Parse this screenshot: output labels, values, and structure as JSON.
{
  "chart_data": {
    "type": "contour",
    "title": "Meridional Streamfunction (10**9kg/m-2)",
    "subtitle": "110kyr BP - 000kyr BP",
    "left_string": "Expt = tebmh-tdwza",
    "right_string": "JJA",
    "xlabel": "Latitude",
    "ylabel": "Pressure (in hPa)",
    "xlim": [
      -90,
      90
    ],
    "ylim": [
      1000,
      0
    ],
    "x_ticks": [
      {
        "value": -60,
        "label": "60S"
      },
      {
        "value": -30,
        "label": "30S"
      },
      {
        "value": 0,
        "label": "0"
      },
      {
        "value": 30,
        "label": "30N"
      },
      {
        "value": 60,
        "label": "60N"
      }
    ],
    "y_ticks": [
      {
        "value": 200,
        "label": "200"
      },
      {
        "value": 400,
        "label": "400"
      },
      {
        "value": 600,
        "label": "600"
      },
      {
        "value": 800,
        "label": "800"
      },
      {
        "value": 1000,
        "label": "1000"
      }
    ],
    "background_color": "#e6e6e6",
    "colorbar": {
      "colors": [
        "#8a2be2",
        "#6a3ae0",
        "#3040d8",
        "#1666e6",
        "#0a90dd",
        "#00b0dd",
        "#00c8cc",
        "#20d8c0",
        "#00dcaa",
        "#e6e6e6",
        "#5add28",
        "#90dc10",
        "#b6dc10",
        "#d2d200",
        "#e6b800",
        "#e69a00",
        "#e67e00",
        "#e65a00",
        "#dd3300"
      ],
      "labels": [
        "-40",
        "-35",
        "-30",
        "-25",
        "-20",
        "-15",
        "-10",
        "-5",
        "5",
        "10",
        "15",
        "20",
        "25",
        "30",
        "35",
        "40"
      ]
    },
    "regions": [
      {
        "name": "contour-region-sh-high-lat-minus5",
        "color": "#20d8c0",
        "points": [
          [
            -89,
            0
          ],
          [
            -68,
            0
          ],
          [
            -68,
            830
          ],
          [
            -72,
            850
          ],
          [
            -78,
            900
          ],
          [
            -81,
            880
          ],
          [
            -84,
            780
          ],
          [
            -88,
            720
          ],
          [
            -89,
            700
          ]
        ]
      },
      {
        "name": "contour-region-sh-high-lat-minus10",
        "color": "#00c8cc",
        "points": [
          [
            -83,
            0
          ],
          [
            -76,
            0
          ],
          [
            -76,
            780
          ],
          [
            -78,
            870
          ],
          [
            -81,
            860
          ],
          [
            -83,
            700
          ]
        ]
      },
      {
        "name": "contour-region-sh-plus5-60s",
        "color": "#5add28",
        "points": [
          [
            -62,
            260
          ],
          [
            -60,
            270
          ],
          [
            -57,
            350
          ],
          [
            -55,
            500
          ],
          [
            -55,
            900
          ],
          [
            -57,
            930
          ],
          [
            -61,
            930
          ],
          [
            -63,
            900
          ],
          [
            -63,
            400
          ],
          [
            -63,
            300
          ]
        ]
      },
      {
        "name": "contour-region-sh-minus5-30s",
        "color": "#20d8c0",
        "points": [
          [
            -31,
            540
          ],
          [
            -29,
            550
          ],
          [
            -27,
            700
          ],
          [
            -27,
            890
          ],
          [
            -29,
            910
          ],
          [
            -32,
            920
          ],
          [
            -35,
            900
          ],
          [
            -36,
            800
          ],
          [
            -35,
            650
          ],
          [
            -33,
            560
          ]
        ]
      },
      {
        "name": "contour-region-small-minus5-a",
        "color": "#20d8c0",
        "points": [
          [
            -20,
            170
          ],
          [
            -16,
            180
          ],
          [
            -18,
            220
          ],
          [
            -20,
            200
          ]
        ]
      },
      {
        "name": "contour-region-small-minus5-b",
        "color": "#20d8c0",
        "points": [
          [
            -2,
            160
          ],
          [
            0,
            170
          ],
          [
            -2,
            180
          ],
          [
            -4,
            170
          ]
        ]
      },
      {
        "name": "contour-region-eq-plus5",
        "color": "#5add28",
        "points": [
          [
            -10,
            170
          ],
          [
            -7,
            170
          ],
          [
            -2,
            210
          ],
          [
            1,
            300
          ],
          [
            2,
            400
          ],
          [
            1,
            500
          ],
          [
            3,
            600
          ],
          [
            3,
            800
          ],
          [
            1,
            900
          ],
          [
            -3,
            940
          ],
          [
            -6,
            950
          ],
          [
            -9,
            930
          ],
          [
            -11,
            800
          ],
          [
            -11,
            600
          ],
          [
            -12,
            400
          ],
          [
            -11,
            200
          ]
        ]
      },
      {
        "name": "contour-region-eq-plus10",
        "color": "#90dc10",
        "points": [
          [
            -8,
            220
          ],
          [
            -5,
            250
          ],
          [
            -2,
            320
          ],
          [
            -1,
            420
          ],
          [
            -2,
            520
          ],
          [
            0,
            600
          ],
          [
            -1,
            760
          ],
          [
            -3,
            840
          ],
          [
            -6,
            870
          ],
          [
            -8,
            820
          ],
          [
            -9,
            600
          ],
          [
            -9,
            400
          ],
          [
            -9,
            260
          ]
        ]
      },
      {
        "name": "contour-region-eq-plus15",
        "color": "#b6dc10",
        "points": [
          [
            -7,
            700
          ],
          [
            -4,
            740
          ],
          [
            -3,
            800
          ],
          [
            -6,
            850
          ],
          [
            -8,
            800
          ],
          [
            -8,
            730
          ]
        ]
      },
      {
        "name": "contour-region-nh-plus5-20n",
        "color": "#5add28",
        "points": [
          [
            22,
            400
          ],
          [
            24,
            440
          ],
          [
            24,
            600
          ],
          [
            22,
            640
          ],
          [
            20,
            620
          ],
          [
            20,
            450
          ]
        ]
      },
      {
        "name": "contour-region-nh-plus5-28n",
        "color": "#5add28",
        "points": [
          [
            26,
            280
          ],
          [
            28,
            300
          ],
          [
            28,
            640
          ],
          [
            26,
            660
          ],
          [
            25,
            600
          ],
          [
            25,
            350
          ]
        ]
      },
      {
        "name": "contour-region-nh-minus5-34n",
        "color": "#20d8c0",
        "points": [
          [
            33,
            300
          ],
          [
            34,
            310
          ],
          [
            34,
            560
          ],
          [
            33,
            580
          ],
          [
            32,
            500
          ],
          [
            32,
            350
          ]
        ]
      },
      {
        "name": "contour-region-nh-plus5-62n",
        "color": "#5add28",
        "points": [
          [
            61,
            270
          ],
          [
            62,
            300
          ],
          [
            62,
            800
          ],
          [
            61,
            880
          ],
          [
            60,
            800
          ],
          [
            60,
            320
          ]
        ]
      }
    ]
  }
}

Short task: Quote the data above in full, changing nothing.

Result for this task:
Parse this screenshot: output labels, values, and structure as JSON.
{
  "chart_data": {
    "type": "contour",
    "title": "Meridional Streamfunction (10**9kg/m-2)",
    "subtitle": "110kyr BP - 000kyr BP",
    "left_string": "Expt = tebmh-tdwza",
    "right_string": "JJA",
    "xlabel": "Latitude",
    "ylabel": "Pressure (in hPa)",
    "xlim": [
      -90,
      90
    ],
    "ylim": [
      1000,
      0
    ],
    "x_ticks": [
      {
        "value": -60,
        "label": "60S"
      },
      {
        "value": -30,
        "label": "30S"
      },
      {
        "value": 0,
        "label": "0"
      },
      {
        "value": 30,
        "label": "30N"
      },
      {
        "value": 60,
        "label": "60N"
      }
    ],
    "y_ticks": [
      {
        "value": 200,
        "label": "200"
      },
      {
        "value": 400,
        "label": "400"
      },
      {
        "value": 600,
        "label": "600"
      },
      {
        "value": 800,
        "label": "800"
      },
      {
        "value": 1000,
        "label": "1000"
      }
    ],
    "background_color": "#e6e6e6",
    "colorbar": {
      "colors": [
        "#8a2be2",
        "#6a3ae0",
        "#3040d8",
        "#1666e6",
        "#0a90dd",
        "#00b0dd",
        "#00c8cc",
        "#20d8c0",
        "#00dcaa",
        "#e6e6e6",
        "#5add28",
        "#90dc10",
        "#b6dc10",
        "#d2d200",
        "#e6b800",
        "#e69a00",
        "#e67e00",
        "#e65a00",
        "#dd3300"
      ],
      "labels": [
        "-40",
        "-35",
        "-30",
        "-25",
        "-20",
        "-15",
        "-10",
        "-5",
        "5",
        "10",
        "15",
        "20",
        "25",
        "30",
        "35",
        "40"
      ]
    },
    "regions": [
      {
        "name": "contour-region-sh-high-lat-minus5",
        "color": "#20d8c0",
        "points": [
          [
            -89,
            0
          ],
          [
            -68,
            0
          ],
          [
            -68,
            830
          ],
          [
            -72,
            850
          ],
          [
            -78,
            900
          ],
          [
            -81,
            880
          ],
          [
            -84,
            780
          ],
          [
            -88,
            720
          ],
          [
            -89,
            700
          ]
        ]
      },
      {
        "name": "contour-region-sh-high-lat-minus10",
        "color": "#00c8cc",
        "points": [
          [
            -83,
            0
          ],
          [
            -76,
            0
          ],
          [
            -76,
            780
          ],
          [
            -78,
            870
          ],
          [
            -81,
            860
          ],
          [
            -83,
            700
          ]
        ]
      },
      {
        "name": "contour-region-sh-plus5-60s",
        "color": "#5add28",
        "points": [
          [
            -62,
            260
          ],
          [
            -60,
            270
          ],
          [
            -57,
            350
          ],
          [
            -55,
            500
          ],
          [
            -55,
            900
          ],
          [
            -57,
            930
          ],
          [
            -61,
            930
          ],
          [
            -63,
            900
          ],
          [
            -63,
            400
          ],
          [
            -63,
            300
          ]
        ]
      },
      {
        "name": "contour-region-sh-minus5-30s",
        "color": "#20d8c0",
        "points": [
          [
            -31,
            540
          ],
          [
            -29,
            550
          ],
          [
            -27,
            700
          ],
          [
            -27,
            890
          ],
          [
            -29,
            910
          ],
          [
            -32,
            920
          ],
          [
            -35,
            900
          ],
          [
            -36,
            800
          ],
          [
            -35,
            650
          ],
          [
            -33,
            560
          ]
        ]
      },
      {
        "name": "contour-region-small-minus5-a",
        "color": "#20d8c0",
        "points": [
          [
            -20,
            170
          ],
          [
            -16,
            180
          ],
          [
            -18,
            220
          ],
          [
            -20,
            200
          ]
        ]
      },
      {
        "name": "contour-region-small-minus5-b",
        "color": "#20d8c0",
        "points": [
          [
            -2,
            160
          ],
          [
            0,
            170
          ],
          [
            -2,
            180
          ],
          [
            -4,
            170
          ]
        ]
      },
      {
        "name": "contour-region-eq-plus5",
        "color": "#5add28",
        "points": [
          [
            -10,
            170
          ],
          [
            -7,
            170
          ],
          [
            -2,
            210
          ],
          [
            1,
            300
          ],
          [
            2,
            400
          ],
          [
            1,
            500
          ],
          [
            3,
            600
          ],
          [
            3,
            800
          ],
          [
            1,
            900
          ],
          [
            -3,
            940
          ],
          [
            -6,
            950
          ],
          [
            -9,
            930
          ],
          [
            -11,
            800
          ],
          [
            -11,
            600
          ],
          [
            -12,
            400
          ],
          [
            -11,
            200
          ]
        ]
      },
      {
        "name": "contour-region-eq-plus10",
        "color": "#90dc10",
        "points": [
          [
            -8,
            220
          ],
          [
            -5,
            250
          ],
          [
            -2,
            320
          ],
          [
            -1,
            420
          ],
          [
            -2,
            520
          ],
          [
            0,
            600
          ],
          [
            -1,
            760
          ],
          [
            -3,
            840
          ],
          [
            -6,
            870
          ],
          [
            -8,
            820
          ],
          [
            -9,
            600
          ],
          [
            -9,
            400
          ],
          [
            -9,
            260
          ]
        ]
      },
      {
        "name": "contour-region-eq-plus15",
        "color": "#b6dc10",
        "points": [
          [
            -7,
            700
          ],
          [
            -4,
            740
          ],
          [
            -3,
            800
          ],
          [
            -6,
            850
          ],
          [
            -8,
            800
          ],
          [
            -8,
            730
          ]
        ]
      },
      {
        "name": "contour-region-nh-plus5-20n",
        "color": "#5add28",
        "points": [
          [
            22,
            400
          ],
          [
            24,
            440
          ],
          [
            24,
            600
          ],
          [
            22,
            640
          ],
          [
            20,
            620
          ],
          [
            20,
            450
          ]
        ]
      },
      {
        "name": "contour-region-nh-plus5-28n",
        "color": "#5add28",
        "points": [
          [
            26,
            280
          ],
          [
            28,
            300
          ],
          [
            28,
            640
          ],
          [
            26,
            660
          ],
          [
            25,
            600
          ],
          [
            25,
            350
          ]
        ]
      },
      {
        "name": "contour-region-nh-minus5-34n",
        "color": "#20d8c0",
        "points": [
          [
            33,
            300
          ],
          [
            34,
            310
          ],
          [
            34,
            560
          ],
          [
            33,
            580
          ],
          [
            32,
            500
          ],
          [
            32,
            350
          ]
        ]
      },
      {
        "name": "contour-region-nh-plus5-62n",
        "color": "#5add28",
        "points": [
          [
            61,
            270
          ],
          [
            62,
            300
          ],
          [
            62,
            800
          ],
          [
            61,
            880
          ],
          [
            60,
            800
          ],
          [
            60,
            320
          ]
        ]
      }
    ]
  }
}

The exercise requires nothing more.